- **THE PROBLEM**
Reproduce each line of the material exactly, minus any picture.

- **RAW DATA**
··········
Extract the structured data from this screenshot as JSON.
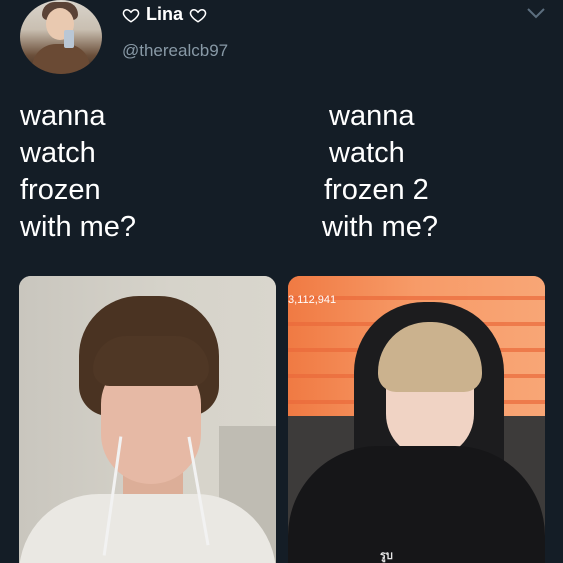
{
  "tweet": {
    "display_name": "Lina",
    "handle": "@therealcb97",
    "heart_icon": "heart-outline-icon",
    "menu_icon": "chevron-down-icon"
  },
  "left_caption": [
    "wanna",
    "watch",
    "frozen",
    "with me?"
  ],
  "right_caption": [
    "wanna",
    "watch",
    "frozen 2",
    "with me?"
  ],
  "images": {
    "right_overlay_count": "3,112,941",
    "right_shirt_text": "รูบ"
  },
  "colors": {
    "background": "#141d26",
    "text": "#ffffff",
    "handle": "#8899a6"
  }
}
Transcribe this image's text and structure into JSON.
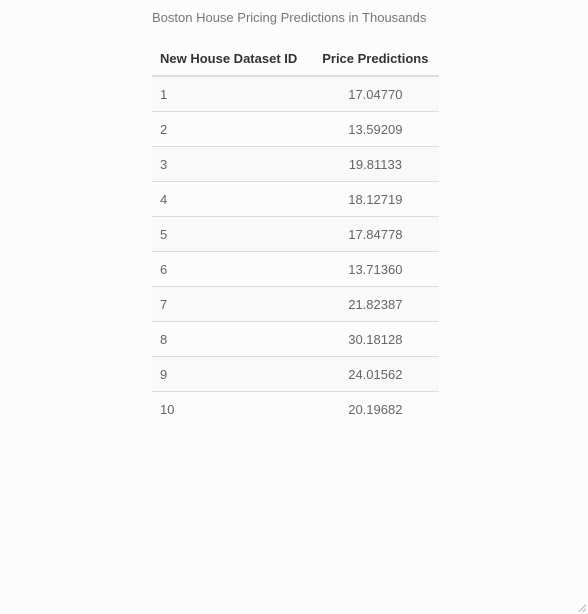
{
  "table": {
    "caption": "Boston House Pricing Predictions in Thousands",
    "headers": [
      "New House Dataset ID",
      "Price Predictions"
    ],
    "rows": [
      {
        "id": "1",
        "price": "17.04770"
      },
      {
        "id": "2",
        "price": "13.59209"
      },
      {
        "id": "3",
        "price": "19.81133"
      },
      {
        "id": "4",
        "price": "18.12719"
      },
      {
        "id": "5",
        "price": "17.84778"
      },
      {
        "id": "6",
        "price": "13.71360"
      },
      {
        "id": "7",
        "price": "21.82387"
      },
      {
        "id": "8",
        "price": "30.18128"
      },
      {
        "id": "9",
        "price": "24.01562"
      },
      {
        "id": "10",
        "price": "20.19682"
      }
    ]
  }
}
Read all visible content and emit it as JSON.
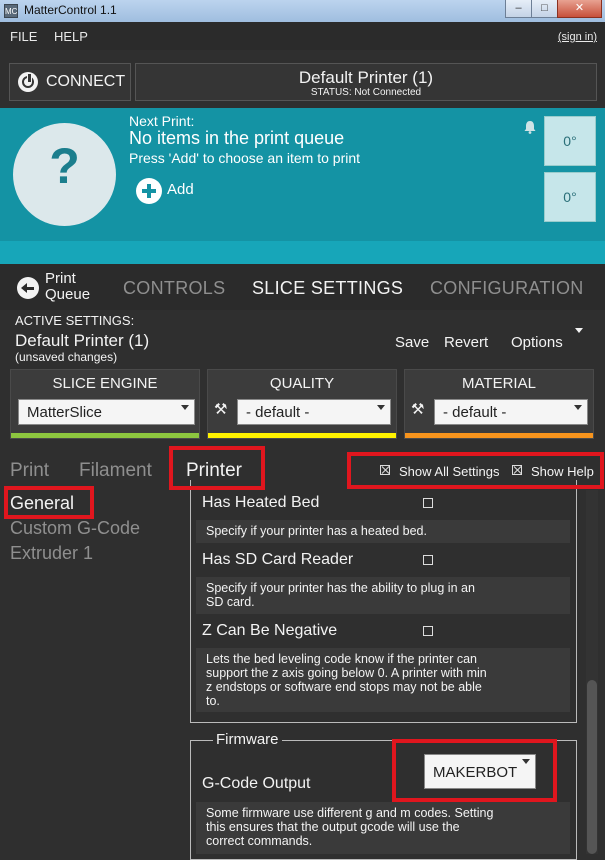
{
  "window": {
    "title": "MatterControl 1.1",
    "app_icon": "MC",
    "minimize": "–",
    "maximize": "□",
    "close": "✕"
  },
  "menu": {
    "file": "FILE",
    "help": "HELP",
    "sign_in": "(sign in)"
  },
  "connect": {
    "label": "CONNECT"
  },
  "printer": {
    "name": "Default Printer (1)",
    "status": "STATUS: Not Connected"
  },
  "queue": {
    "thumbnail_glyph": "?",
    "next_print_label": "Next Print:",
    "title": "No items in the print queue",
    "subtitle": "Press 'Add' to choose an item to print",
    "add_label": "Add",
    "temps": [
      "0°",
      "0°"
    ]
  },
  "tabs": {
    "print_queue_line1": "Print",
    "print_queue_line2": "Queue",
    "controls": "CONTROLS",
    "slice_settings": "SLICE SETTINGS",
    "configuration": "CONFIGURATION"
  },
  "active_settings": {
    "label": "ACTIVE SETTINGS:",
    "name": "Default Printer (1)",
    "unsaved": "(unsaved changes)",
    "save": "Save",
    "revert": "Revert",
    "options": "Options"
  },
  "cards": {
    "slice_engine": {
      "title": "SLICE ENGINE",
      "value": "MatterSlice",
      "color": "#8dc63f"
    },
    "quality": {
      "title": "QUALITY",
      "value": "- default -",
      "color": "#fff200"
    },
    "material": {
      "title": "MATERIAL",
      "value": "- default -",
      "color": "#f7941d"
    }
  },
  "subtabs": {
    "print": "Print",
    "filament": "Filament",
    "printer": "Printer"
  },
  "toggles": {
    "show_all_settings": "Show All Settings",
    "show_help": "Show Help"
  },
  "nav": {
    "general": "General",
    "custom_gcode": "Custom G-Code",
    "extruder": "Extruder 1"
  },
  "settings": {
    "heated_bed": {
      "label": "Has Heated Bed",
      "help": "Specify if your printer has a heated bed."
    },
    "sd_card": {
      "label": "Has SD Card Reader",
      "help_1": "Specify if your printer has the ability to plug in an",
      "help_2": "SD card."
    },
    "z_negative": {
      "label": "Z Can Be Negative",
      "help_1": "Lets the bed leveling code know if the printer can",
      "help_2": "support the z axis going below 0. A printer with min",
      "help_3": "z endstops or software end stops may not be able",
      "help_4": "to."
    },
    "firmware": {
      "legend": "Firmware",
      "gcode_output_label": "G-Code Output",
      "gcode_output_value": "MAKERBOT",
      "help_1": "Some firmware use different g and m codes. Setting",
      "help_2": "this ensures that the output gcode will use the",
      "help_3": "correct commands."
    }
  },
  "colors": {
    "teal": "#1493a4",
    "highlight_red": "#e0161e"
  }
}
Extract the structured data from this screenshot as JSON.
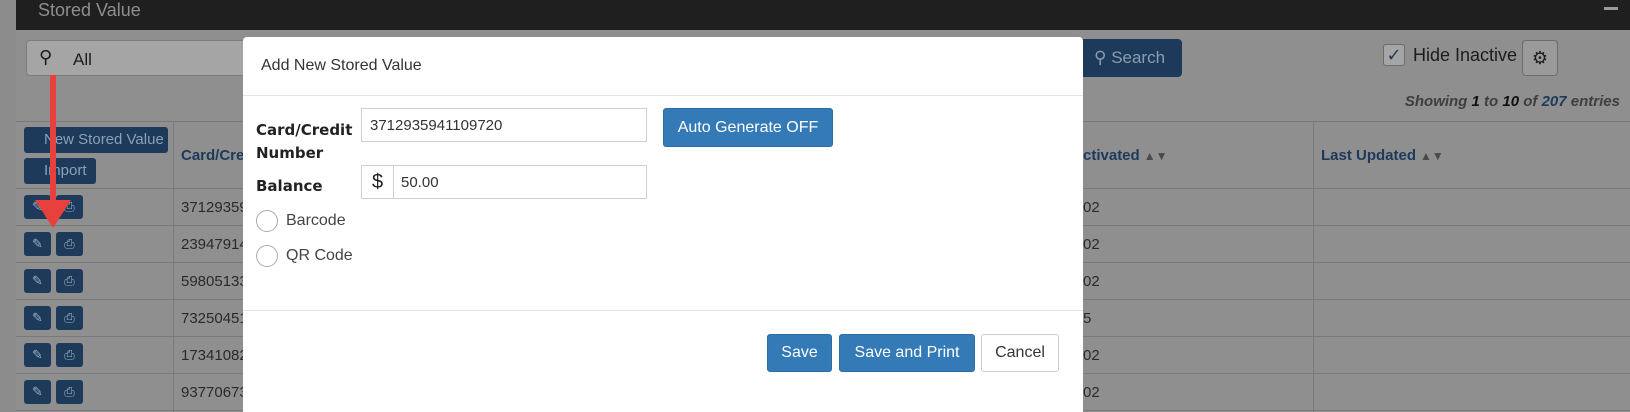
{
  "page": {
    "title": "Stored Value"
  },
  "toolbar": {
    "search_value": "All",
    "search_label": "Search",
    "hide_inactive_label": "Hide Inactive",
    "hide_inactive_checked": true
  },
  "showing": {
    "prefix": "Showing",
    "from": "1",
    "to_word": "to",
    "to": "10",
    "of_word": "of",
    "total": "207",
    "suffix": "entries"
  },
  "table": {
    "new_button": "New Stored Value",
    "import_button": "Import",
    "columns": [
      "Card/Cre",
      "ctivated",
      "Last Updated"
    ],
    "rows": [
      {
        "card": "37129359",
        "activated": "02"
      },
      {
        "card": "23947914",
        "activated": "02"
      },
      {
        "card": "59805133",
        "activated": "02"
      },
      {
        "card": "73250451",
        "activated": "5"
      },
      {
        "card": "17341082",
        "activated": "02"
      },
      {
        "card": "93770673",
        "activated": "02"
      }
    ]
  },
  "modal": {
    "title": "Add New Stored Value",
    "card_label_1": "Card/Credit",
    "card_label_2": "Number",
    "card_value": "3712935941109720",
    "auto_generate": "Auto Generate OFF",
    "balance_label": "Balance",
    "currency": "$",
    "balance_value": "50.00",
    "options": [
      "Barcode",
      "QR Code"
    ],
    "save": "Save",
    "save_print": "Save and Print",
    "cancel": "Cancel"
  },
  "colors": {
    "primary": "#337ab7",
    "arrow": "#e8403c"
  }
}
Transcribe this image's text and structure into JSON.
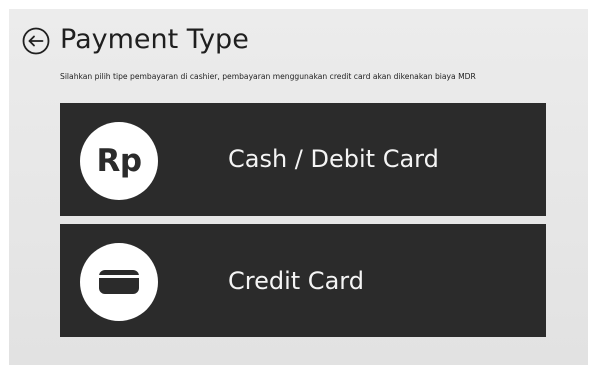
{
  "header": {
    "back_icon": "circle-arrow-left-icon",
    "title": "Payment Type",
    "subtitle": "Silahkan pilih tipe pembayaran di cashier, pembayaran menggunakan credit card akan dikenakan biaya MDR"
  },
  "options": [
    {
      "icon": "rupiah-icon",
      "icon_text": "Rp",
      "label": "Cash / Debit Card"
    },
    {
      "icon": "credit-card-icon",
      "label": "Credit Card"
    }
  ],
  "colors": {
    "background": "#e6e6e6",
    "option_bg": "#2b2b2b",
    "option_text": "#f4f4f4",
    "icon_circle": "#ffffff"
  }
}
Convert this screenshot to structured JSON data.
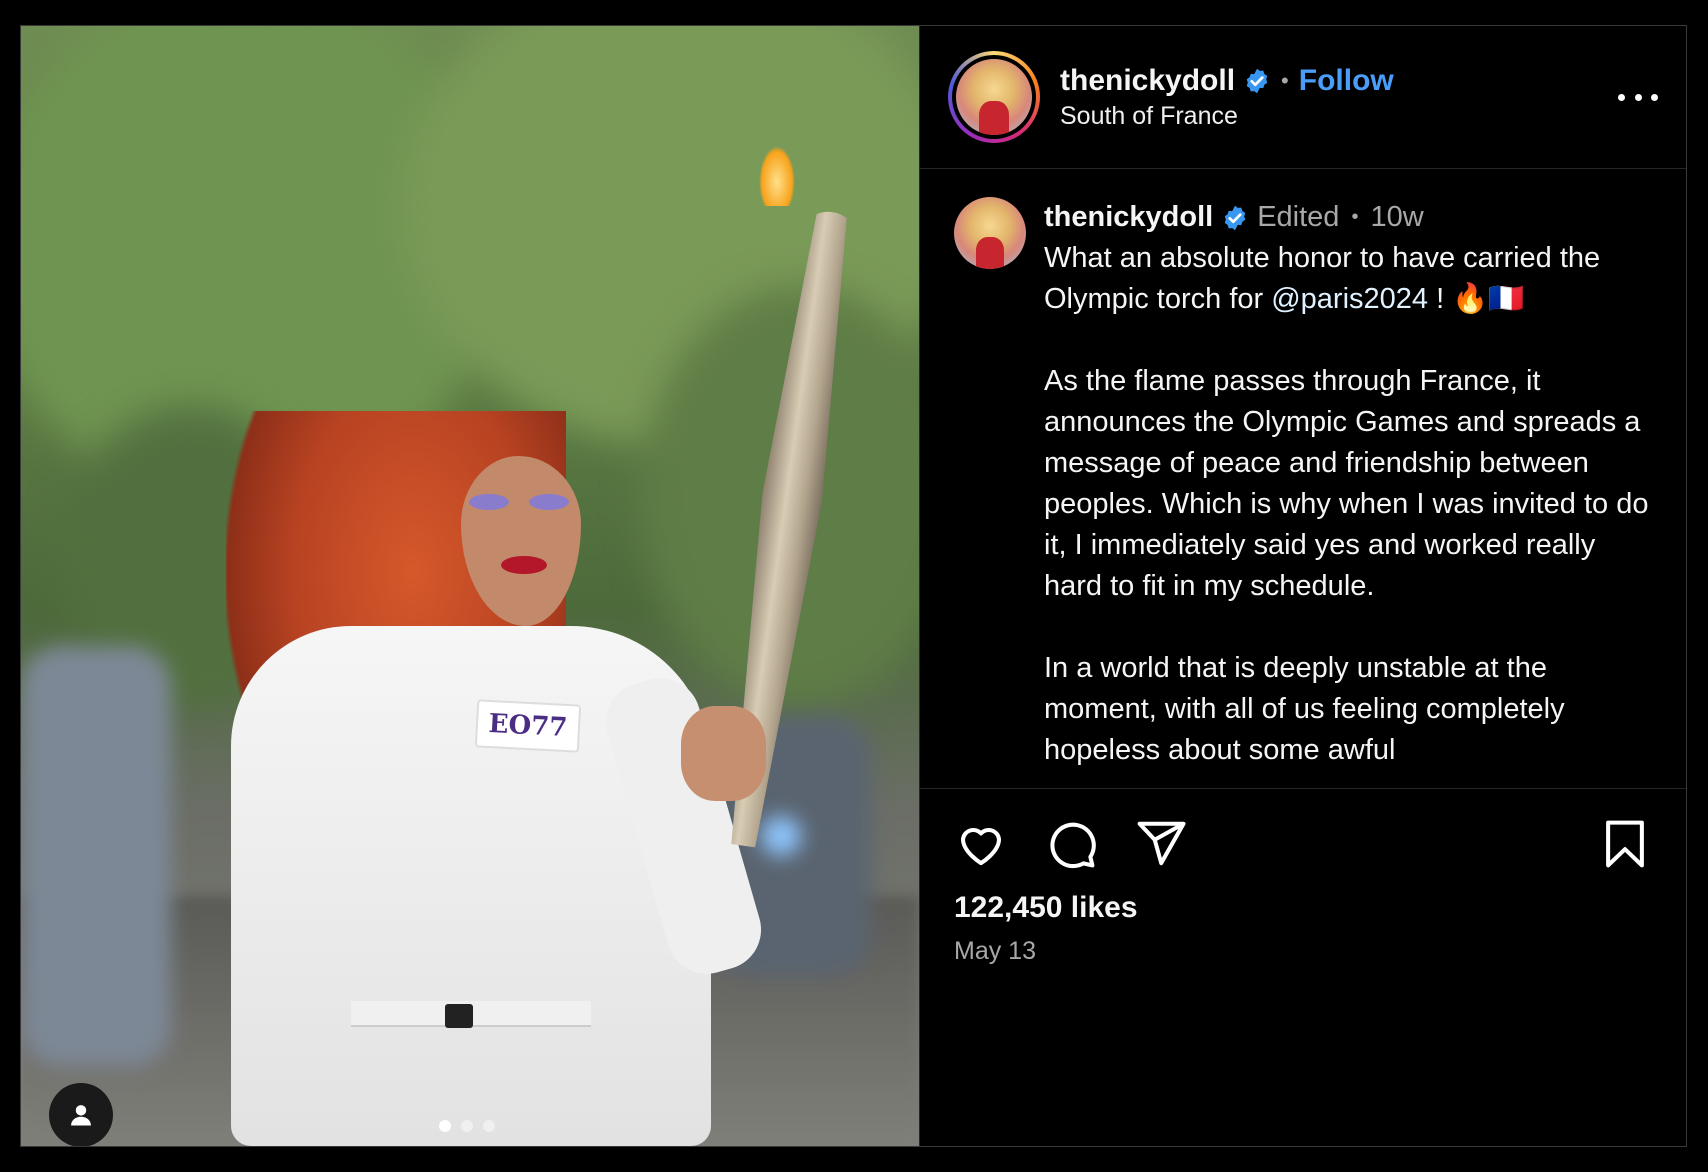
{
  "post": {
    "author": {
      "username": "thenickydoll",
      "verified": true,
      "location": "South of France",
      "follow_label": "Follow",
      "separator": "•"
    },
    "media": {
      "badge_text": "EO77",
      "carousel": {
        "count": 3,
        "active_index": 0
      }
    },
    "caption": {
      "username": "thenickydoll",
      "edited_label": "Edited",
      "separator": "•",
      "age": "10w",
      "line1_pre": "What an absolute honor to have carried the Olympic torch for ",
      "mention": "@paris2024",
      "line1_post": " ! 🔥🇫🇷",
      "paragraph2": "As the flame passes through France, it announces the Olympic Games and spreads a message of peace and friendship between peoples. Which is why when I was invited to do it, I immediately said yes and worked really hard to fit in my schedule.",
      "paragraph3": "In a world that is deeply unstable at the moment, with all of us feeling completely hopeless about some awful"
    },
    "engagement": {
      "likes": "122,450 likes",
      "date": "May 13"
    },
    "icons": {
      "like": "heart-icon",
      "comment": "comment-icon",
      "share": "share-icon",
      "save": "bookmark-icon",
      "more": "more-horizontal-icon",
      "user_tag": "person-icon"
    },
    "colors": {
      "background": "#000000",
      "link_blue": "#4a9df8",
      "verified_blue": "#3897f0",
      "secondary_text": "#a8a8a8"
    }
  }
}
··········
- **SOLUTION TO THE EXERCISE**
Extract the structured data from this screenshot as JSON.
{
  "tweet": {
    "display_name": "Lina",
    "handle": "@therealcb97",
    "heart_icon": "heart-outline-icon",
    "menu_icon": "chevron-down-icon"
  },
  "left_caption": [
    "wanna",
    "watch",
    "frozen",
    "with me?"
  ],
  "right_caption": [
    "wanna",
    "watch",
    "frozen 2",
    "with me?"
  ],
  "images": {
    "right_overlay_count": "3,112,941",
    "right_shirt_text": "รูบ"
  },
  "colors": {
    "background": "#141d26",
    "text": "#ffffff",
    "handle": "#8899a6"
  }
}
Transcribe this image's text and structure into JSON.
{
  "table": {
    "caption": "Boston House Pricing Predictions in Thousands",
    "headers": [
      "New House Dataset ID",
      "Price Predictions"
    ],
    "rows": [
      {
        "id": "1",
        "price": "17.04770"
      },
      {
        "id": "2",
        "price": "13.59209"
      },
      {
        "id": "3",
        "price": "19.81133"
      },
      {
        "id": "4",
        "price": "18.12719"
      },
      {
        "id": "5",
        "price": "17.84778"
      },
      {
        "id": "6",
        "price": "13.71360"
      },
      {
        "id": "7",
        "price": "21.82387"
      },
      {
        "id": "8",
        "price": "30.18128"
      },
      {
        "id": "9",
        "price": "24.01562"
      },
      {
        "id": "10",
        "price": "20.19682"
      }
    ]
  }
}
Read all visible content and emit it as JSON.
{
  "window": {
    "title": "MatterControl 1.1",
    "app_icon": "MC",
    "minimize": "–",
    "maximize": "□",
    "close": "✕"
  },
  "menu": {
    "file": "FILE",
    "help": "HELP",
    "sign_in": "(sign in)"
  },
  "connect": {
    "label": "CONNECT"
  },
  "printer": {
    "name": "Default Printer (1)",
    "status": "STATUS: Not Connected"
  },
  "queue": {
    "thumbnail_glyph": "?",
    "next_print_label": "Next Print:",
    "title": "No items in the print queue",
    "subtitle": "Press 'Add' to choose an item to print",
    "add_label": "Add",
    "temps": [
      "0°",
      "0°"
    ]
  },
  "tabs": {
    "print_queue_line1": "Print",
    "print_queue_line2": "Queue",
    "controls": "CONTROLS",
    "slice_settings": "SLICE SETTINGS",
    "configuration": "CONFIGURATION"
  },
  "active_settings": {
    "label": "ACTIVE SETTINGS:",
    "name": "Default Printer (1)",
    "unsaved": "(unsaved changes)",
    "save": "Save",
    "revert": "Revert",
    "options": "Options"
  },
  "cards": {
    "slice_engine": {
      "title": "SLICE ENGINE",
      "value": "MatterSlice",
      "color": "#8dc63f"
    },
    "quality": {
      "title": "QUALITY",
      "value": "- default -",
      "color": "#fff200"
    },
    "material": {
      "title": "MATERIAL",
      "value": "- default -",
      "color": "#f7941d"
    }
  },
  "subtabs": {
    "print": "Print",
    "filament": "Filament",
    "printer": "Printer"
  },
  "toggles": {
    "show_all_settings": "Show All Settings",
    "show_help": "Show Help"
  },
  "nav": {
    "general": "General",
    "custom_gcode": "Custom G-Code",
    "extruder": "Extruder 1"
  },
  "settings": {
    "heated_bed": {
      "label": "Has Heated Bed",
      "help": "Specify if your printer has a heated bed."
    },
    "sd_card": {
      "label": "Has SD Card Reader",
      "help_1": "Specify if your printer has the ability to plug in an",
      "help_2": "SD card."
    },
    "z_negative": {
      "label": "Z Can Be Negative",
      "help_1": "Lets the bed leveling code know if the printer can",
      "help_2": "support the z axis going below 0. A printer with min",
      "help_3": "z endstops or software end stops may not be able",
      "help_4": "to."
    },
    "firmware": {
      "legend": "Firmware",
      "gcode_output_label": "G-Code Output",
      "gcode_output_value": "MAKERBOT",
      "help_1": "Some firmware use different g and m codes. Setting",
      "help_2": "this ensures that the output gcode will use the",
      "help_3": "correct commands."
    }
  },
  "colors": {
    "teal": "#1493a4",
    "highlight_red": "#e0161e"
  }
}
Extract the structured data from this screenshot as JSON.
{
  "page": {
    "title": "Stored Value"
  },
  "toolbar": {
    "search_value": "All",
    "search_label": "Search",
    "hide_inactive_label": "Hide Inactive",
    "hide_inactive_checked": true
  },
  "showing": {
    "prefix": "Showing",
    "from": "1",
    "to_word": "to",
    "to": "10",
    "of_word": "of",
    "total": "207",
    "suffix": "entries"
  },
  "table": {
    "new_button": "New Stored Value",
    "import_button": "Import",
    "columns": [
      "Card/Cre",
      "ctivated",
      "Last Updated"
    ],
    "rows": [
      {
        "card": "37129359",
        "activated": "02"
      },
      {
        "card": "23947914",
        "activated": "02"
      },
      {
        "card": "59805133",
        "activated": "02"
      },
      {
        "card": "73250451",
        "activated": "5"
      },
      {
        "card": "17341082",
        "activated": "02"
      },
      {
        "card": "93770673",
        "activated": "02"
      }
    ]
  },
  "modal": {
    "title": "Add New Stored Value",
    "card_label_1": "Card/Credit",
    "card_label_2": "Number",
    "card_value": "3712935941109720",
    "auto_generate": "Auto Generate OFF",
    "balance_label": "Balance",
    "currency": "$",
    "balance_value": "50.00",
    "options": [
      "Barcode",
      "QR Code"
    ],
    "save": "Save",
    "save_print": "Save and Print",
    "cancel": "Cancel"
  },
  "colors": {
    "primary": "#337ab7",
    "arrow": "#e8403c"
  }
}
Transcribe this image's text and structure into JSON.
{
  "header": {
    "back_icon": "circle-arrow-left-icon",
    "title": "Payment Type",
    "subtitle": "Silahkan pilih tipe pembayaran di cashier, pembayaran menggunakan credit card akan dikenakan biaya MDR"
  },
  "options": [
    {
      "icon": "rupiah-icon",
      "icon_text": "Rp",
      "label": "Cash / Debit Card"
    },
    {
      "icon": "credit-card-icon",
      "label": "Credit Card"
    }
  ],
  "colors": {
    "background": "#e6e6e6",
    "option_bg": "#2b2b2b",
    "option_text": "#f4f4f4",
    "icon_circle": "#ffffff"
  }
}
Convert this screenshot to structured JSON data.
{
  "post": {
    "author": {
      "username": "thenickydoll",
      "verified": true,
      "location": "South of France",
      "follow_label": "Follow",
      "separator": "•"
    },
    "media": {
      "badge_text": "EO77",
      "carousel": {
        "count": 3,
        "active_index": 0
      }
    },
    "caption": {
      "username": "thenickydoll",
      "edited_label": "Edited",
      "separator": "•",
      "age": "10w",
      "line1_pre": "What an absolute honor to have carried the Olympic torch for ",
      "mention": "@paris2024",
      "line1_post": " ! 🔥🇫🇷",
      "paragraph2": "As the flame passes through France, it announces the Olympic Games and spreads a message of peace and friendship between peoples. Which is why when I was invited to do it, I immediately said yes and worked really hard to fit in my schedule.",
      "paragraph3": "In a world that is deeply unstable at the moment, with all of us feeling completely hopeless about some awful"
    },
    "engagement": {
      "likes": "122,450 likes",
      "date": "May 13"
    },
    "icons": {
      "like": "heart-icon",
      "comment": "comment-icon",
      "share": "share-icon",
      "save": "bookmark-icon",
      "more": "more-horizontal-icon",
      "user_tag": "person-icon"
    },
    "colors": {
      "background": "#000000",
      "link_blue": "#4a9df8",
      "verified_blue": "#3897f0",
      "secondary_text": "#a8a8a8"
    }
  }
}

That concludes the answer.